Give every entry again, word for word and in full.

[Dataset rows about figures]
+---+
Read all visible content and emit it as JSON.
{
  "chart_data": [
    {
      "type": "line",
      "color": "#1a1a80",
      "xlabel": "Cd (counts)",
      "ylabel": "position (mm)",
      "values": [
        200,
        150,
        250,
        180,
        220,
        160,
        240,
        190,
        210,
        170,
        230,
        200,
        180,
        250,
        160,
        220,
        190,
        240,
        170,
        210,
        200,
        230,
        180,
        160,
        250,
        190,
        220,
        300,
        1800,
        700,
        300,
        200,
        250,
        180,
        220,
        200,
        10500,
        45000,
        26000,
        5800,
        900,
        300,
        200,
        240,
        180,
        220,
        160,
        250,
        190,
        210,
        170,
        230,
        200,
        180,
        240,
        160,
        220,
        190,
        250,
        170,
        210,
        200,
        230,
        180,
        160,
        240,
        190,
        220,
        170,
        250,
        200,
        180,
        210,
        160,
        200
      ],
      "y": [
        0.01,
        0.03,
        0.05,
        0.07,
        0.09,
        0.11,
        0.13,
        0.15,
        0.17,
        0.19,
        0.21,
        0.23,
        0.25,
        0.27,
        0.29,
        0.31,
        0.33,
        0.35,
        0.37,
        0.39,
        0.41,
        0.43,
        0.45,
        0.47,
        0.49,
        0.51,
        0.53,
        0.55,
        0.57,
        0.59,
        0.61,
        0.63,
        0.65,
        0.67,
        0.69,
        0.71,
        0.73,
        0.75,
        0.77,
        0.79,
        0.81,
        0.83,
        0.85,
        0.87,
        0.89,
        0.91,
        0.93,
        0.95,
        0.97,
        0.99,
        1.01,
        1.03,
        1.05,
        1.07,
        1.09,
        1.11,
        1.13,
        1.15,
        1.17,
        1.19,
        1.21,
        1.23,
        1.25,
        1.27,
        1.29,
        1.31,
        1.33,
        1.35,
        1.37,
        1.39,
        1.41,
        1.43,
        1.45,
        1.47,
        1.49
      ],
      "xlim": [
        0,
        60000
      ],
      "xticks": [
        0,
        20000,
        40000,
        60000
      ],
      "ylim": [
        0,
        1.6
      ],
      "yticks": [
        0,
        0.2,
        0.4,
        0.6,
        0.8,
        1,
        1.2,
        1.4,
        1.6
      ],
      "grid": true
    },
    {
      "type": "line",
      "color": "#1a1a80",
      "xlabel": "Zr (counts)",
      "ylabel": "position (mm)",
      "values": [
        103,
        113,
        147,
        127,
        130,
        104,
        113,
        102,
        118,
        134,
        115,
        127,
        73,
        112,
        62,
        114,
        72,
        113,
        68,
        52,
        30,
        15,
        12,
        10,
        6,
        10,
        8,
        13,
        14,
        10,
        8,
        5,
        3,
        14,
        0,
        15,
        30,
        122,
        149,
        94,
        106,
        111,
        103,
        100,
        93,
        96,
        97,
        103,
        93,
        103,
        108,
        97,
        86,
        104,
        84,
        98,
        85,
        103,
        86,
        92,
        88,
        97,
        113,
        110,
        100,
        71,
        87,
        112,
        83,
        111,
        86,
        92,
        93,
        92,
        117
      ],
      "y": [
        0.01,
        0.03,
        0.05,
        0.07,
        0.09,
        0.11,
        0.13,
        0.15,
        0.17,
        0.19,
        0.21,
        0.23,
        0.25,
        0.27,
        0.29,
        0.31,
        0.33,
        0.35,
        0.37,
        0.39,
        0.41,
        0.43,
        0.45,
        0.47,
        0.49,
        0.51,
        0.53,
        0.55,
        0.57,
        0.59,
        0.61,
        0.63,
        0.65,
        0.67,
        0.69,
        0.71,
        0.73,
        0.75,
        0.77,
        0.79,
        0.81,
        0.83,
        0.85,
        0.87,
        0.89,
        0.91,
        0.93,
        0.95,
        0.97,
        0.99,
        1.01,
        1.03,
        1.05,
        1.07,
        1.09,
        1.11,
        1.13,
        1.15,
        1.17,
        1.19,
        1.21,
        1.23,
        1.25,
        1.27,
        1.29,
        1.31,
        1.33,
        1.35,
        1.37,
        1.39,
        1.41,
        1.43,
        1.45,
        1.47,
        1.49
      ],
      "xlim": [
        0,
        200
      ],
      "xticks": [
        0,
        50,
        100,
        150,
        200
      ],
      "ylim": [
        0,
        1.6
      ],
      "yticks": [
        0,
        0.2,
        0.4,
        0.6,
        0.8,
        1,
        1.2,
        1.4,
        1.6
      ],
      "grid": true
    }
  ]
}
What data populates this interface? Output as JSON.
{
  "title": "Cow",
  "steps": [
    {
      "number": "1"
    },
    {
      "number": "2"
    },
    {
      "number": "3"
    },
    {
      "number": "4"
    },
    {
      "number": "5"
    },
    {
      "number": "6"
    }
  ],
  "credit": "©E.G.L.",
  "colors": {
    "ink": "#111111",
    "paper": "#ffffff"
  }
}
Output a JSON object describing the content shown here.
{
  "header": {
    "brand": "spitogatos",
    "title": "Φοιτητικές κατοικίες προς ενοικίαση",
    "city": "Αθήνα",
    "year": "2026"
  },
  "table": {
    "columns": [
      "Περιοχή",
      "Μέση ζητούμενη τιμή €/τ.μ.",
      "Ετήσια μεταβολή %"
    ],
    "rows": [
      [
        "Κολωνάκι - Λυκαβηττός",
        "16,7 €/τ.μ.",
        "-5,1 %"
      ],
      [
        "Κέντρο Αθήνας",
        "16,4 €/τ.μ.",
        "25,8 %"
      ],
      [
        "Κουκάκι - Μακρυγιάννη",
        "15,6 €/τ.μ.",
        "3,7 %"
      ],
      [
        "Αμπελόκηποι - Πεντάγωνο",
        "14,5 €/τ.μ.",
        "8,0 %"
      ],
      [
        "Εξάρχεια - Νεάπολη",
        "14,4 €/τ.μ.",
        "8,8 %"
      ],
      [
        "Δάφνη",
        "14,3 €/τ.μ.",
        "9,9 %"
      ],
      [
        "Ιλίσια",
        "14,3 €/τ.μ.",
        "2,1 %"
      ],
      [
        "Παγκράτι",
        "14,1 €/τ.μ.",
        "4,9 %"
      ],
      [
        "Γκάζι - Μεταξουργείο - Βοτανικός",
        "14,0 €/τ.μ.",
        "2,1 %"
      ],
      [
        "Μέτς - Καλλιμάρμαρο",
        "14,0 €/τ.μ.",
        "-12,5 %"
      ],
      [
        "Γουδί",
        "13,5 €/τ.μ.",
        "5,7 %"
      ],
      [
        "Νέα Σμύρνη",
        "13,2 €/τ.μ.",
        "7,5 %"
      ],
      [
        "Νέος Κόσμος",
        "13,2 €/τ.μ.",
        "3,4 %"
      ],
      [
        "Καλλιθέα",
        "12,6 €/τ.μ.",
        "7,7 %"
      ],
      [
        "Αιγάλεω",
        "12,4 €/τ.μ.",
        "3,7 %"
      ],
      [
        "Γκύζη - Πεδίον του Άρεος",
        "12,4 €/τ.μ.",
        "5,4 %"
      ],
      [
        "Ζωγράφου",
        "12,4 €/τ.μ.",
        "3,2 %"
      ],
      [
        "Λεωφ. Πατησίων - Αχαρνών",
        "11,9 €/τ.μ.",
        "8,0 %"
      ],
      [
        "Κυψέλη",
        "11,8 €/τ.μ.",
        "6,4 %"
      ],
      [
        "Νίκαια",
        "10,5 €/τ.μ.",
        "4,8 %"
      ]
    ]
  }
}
+---+
[Task solution]
Read all visible content and emit it as JSON.
{
  "chart_data": [
    {
      "type": "line",
      "color": "#1a1a80",
      "xlabel": "Cd (counts)",
      "ylabel": "position (mm)",
      "values": [
        200,
        150,
        250,
        180,
        220,
        160,
        240,
        190,
        210,
        170,
        230,
        200,
        180,
        250,
        160,
        220,
        190,
        240,
        170,
        210,
        200,
        230,
        180,
        160,
        250,
        190,
        220,
        300,
        1800,
        700,
        300,
        200,
        250,
        180,
        220,
        200,
        10500,
        45000,
        26000,
        5800,
        900,
        300,
        200,
        240,
        180,
        220,
        160,
        250,
        190,
        210,
        170,
        230,
        200,
        180,
        240,
        160,
        220,
        190,
        250,
        170,
        210,
        200,
        230,
        180,
        160,
        240,
        190,
        220,
        170,
        250,
        200,
        180,
        210,
        160,
        200
      ],
      "y": [
        0.01,
        0.03,
        0.05,
        0.07,
        0.09,
        0.11,
        0.13,
        0.15,
        0.17,
        0.19,
        0.21,
        0.23,
        0.25,
        0.27,
        0.29,
        0.31,
        0.33,
        0.35,
        0.37,
        0.39,
        0.41,
        0.43,
        0.45,
        0.47,
        0.49,
        0.51,
        0.53,
        0.55,
        0.57,
        0.59,
        0.61,
        0.63,
        0.65,
        0.67,
        0.69,
        0.71,
        0.73,
        0.75,
        0.77,
        0.79,
        0.81,
        0.83,
        0.85,
        0.87,
        0.89,
        0.91,
        0.93,
        0.95,
        0.97,
        0.99,
        1.01,
        1.03,
        1.05,
        1.07,
        1.09,
        1.11,
        1.13,
        1.15,
        1.17,
        1.19,
        1.21,
        1.23,
        1.25,
        1.27,
        1.29,
        1.31,
        1.33,
        1.35,
        1.37,
        1.39,
        1.41,
        1.43,
        1.45,
        1.47,
        1.49
      ],
      "xlim": [
        0,
        60000
      ],
      "xticks": [
        0,
        20000,
        40000,
        60000
      ],
      "ylim": [
        0,
        1.6
      ],
      "yticks": [
        0,
        0.2,
        0.4,
        0.6,
        0.8,
        1,
        1.2,
        1.4,
        1.6
      ],
      "grid": true
    },
    {
      "type": "line",
      "color": "#1a1a80",
      "xlabel": "Zr (counts)",
      "ylabel": "position (mm)",
      "values": [
        103,
        113,
        147,
        127,
        130,
        104,
        113,
        102,
        118,
        134,
        115,
        127,
        73,
        112,
        62,
        114,
        72,
        113,
        68,
        52,
        30,
        15,
        12,
        10,
        6,
        10,
        8,
        13,
        14,
        10,
        8,
        5,
        3,
        14,
        0,
        15,
        30,
        122,
        149,
        94,
        106,
        111,
        103,
        100,
        93,
        96,
        97,
        103,
        93,
        103,
        108,
        97,
        86,
        104,
        84,
        98,
        85,
        103,
        86,
        92,
        88,
        97,
        113,
        110,
        100,
        71,
        87,
        112,
        83,
        111,
        86,
        92,
        93,
        92,
        117
      ],
      "y": [
        0.01,
        0.03,
        0.05,
        0.07,
        0.09,
        0.11,
        0.13,
        0.15,
        0.17,
        0.19,
        0.21,
        0.23,
        0.25,
        0.27,
        0.29,
        0.31,
        0.33,
        0.35,
        0.37,
        0.39,
        0.41,
        0.43,
        0.45,
        0.47,
        0.49,
        0.51,
        0.53,
        0.55,
        0.57,
        0.59,
        0.61,
        0.63,
        0.65,
        0.67,
        0.69,
        0.71,
        0.73,
        0.75,
        0.77,
        0.79,
        0.81,
        0.83,
        0.85,
        0.87,
        0.89,
        0.91,
        0.93,
        0.95,
        0.97,
        0.99,
        1.01,
        1.03,
        1.05,
        1.07,
        1.09,
        1.11,
        1.13,
        1.15,
        1.17,
        1.19,
        1.21,
        1.23,
        1.25,
        1.27,
        1.29,
        1.31,
        1.33,
        1.35,
        1.37,
        1.39,
        1.41,
        1.43,
        1.45,
        1.47,
        1.49
      ],
      "xlim": [
        0,
        200
      ],
      "xticks": [
        0,
        50,
        100,
        150,
        200
      ],
      "ylim": [
        0,
        1.6
      ],
      "yticks": [
        0,
        0.2,
        0.4,
        0.6,
        0.8,
        1,
        1.2,
        1.4,
        1.6
      ],
      "grid": true
    }
  ]
}
What data populates this interface? Output as JSON.
{
  "title": "Cow",
  "steps": [
    {
      "number": "1"
    },
    {
      "number": "2"
    },
    {
      "number": "3"
    },
    {
      "number": "4"
    },
    {
      "number": "5"
    },
    {
      "number": "6"
    }
  ],
  "credit": "©E.G.L.",
  "colors": {
    "ink": "#111111",
    "paper": "#ffffff"
  }
}
Output a JSON object describing the content shown here.
{
  "header": {
    "brand": "spitogatos",
    "title": "Φοιτητικές κατοικίες προς ενοικίαση",
    "city": "Αθήνα",
    "year": "2026"
  },
  "table": {
    "columns": [
      "Περιοχή",
      "Μέση ζητούμενη τιμή €/τ.μ.",
      "Ετήσια μεταβολή %"
    ],
    "rows": [
      [
        "Κολωνάκι - Λυκαβηττός",
        "16,7 €/τ.μ.",
        "-5,1 %"
      ],
      [
        "Κέντρο Αθήνας",
        "16,4 €/τ.μ.",
        "25,8 %"
      ],
      [
        "Κουκάκι - Μακρυγιάννη",
        "15,6 €/τ.μ.",
        "3,7 %"
      ],
      [
        "Αμπελόκηποι - Πεντάγωνο",
        "14,5 €/τ.μ.",
        "8,0 %"
      ],
      [
        "Εξάρχεια - Νεάπολη",
        "14,4 €/τ.μ.",
        "8,8 %"
      ],
      [
        "Δάφνη",
        "14,3 €/τ.μ.",
        "9,9 %"
      ],
      [
        "Ιλίσια",
        "14,3 €/τ.μ.",
        "2,1 %"
      ],
      [
        "Παγκράτι",
        "14,1 €/τ.μ.",
        "4,9 %"
      ],
      [
        "Γκάζι - Μεταξουργείο - Βοτανικός",
        "14,0 €/τ.μ.",
        "2,1 %"
      ],
      [
        "Μέτς - Καλλιμάρμαρο",
        "14,0 €/τ.μ.",
        "-12,5 %"
      ],
      [
        "Γουδί",
        "13,5 €/τ.μ.",
        "5,7 %"
      ],
      [
        "Νέα Σμύρνη",
        "13,2 €/τ.μ.",
        "7,5 %"
      ],
      [
        "Νέος Κόσμος",
        "13,2 €/τ.μ.",
        "3,4 %"
      ],
      [
        "Καλλιθέα",
        "12,6 €/τ.μ.",
        "7,7 %"
      ],
      [
        "Αιγάλεω",
        "12,4 €/τ.μ.",
        "3,7 %"
      ],
      [
        "Γκύζη - Πεδίον του Άρεος",
        "12,4 €/τ.μ.",
        "5,4 %"
      ],
      [
        "Ζωγράφου",
        "12,4 €/τ.μ.",
        "3,2 %"
      ],
      [
        "Λεωφ. Πατησίων - Αχαρνών",
        "11,9 €/τ.μ.",
        "8,0 %"
      ],
      [
        "Κυψέλη",
        "11,8 €/τ.μ.",
        "6,4 %"
      ],
      [
        "Νίκαια",
        "10,5 €/τ.μ.",
        "4,8 %"
      ]
    ]
  }
}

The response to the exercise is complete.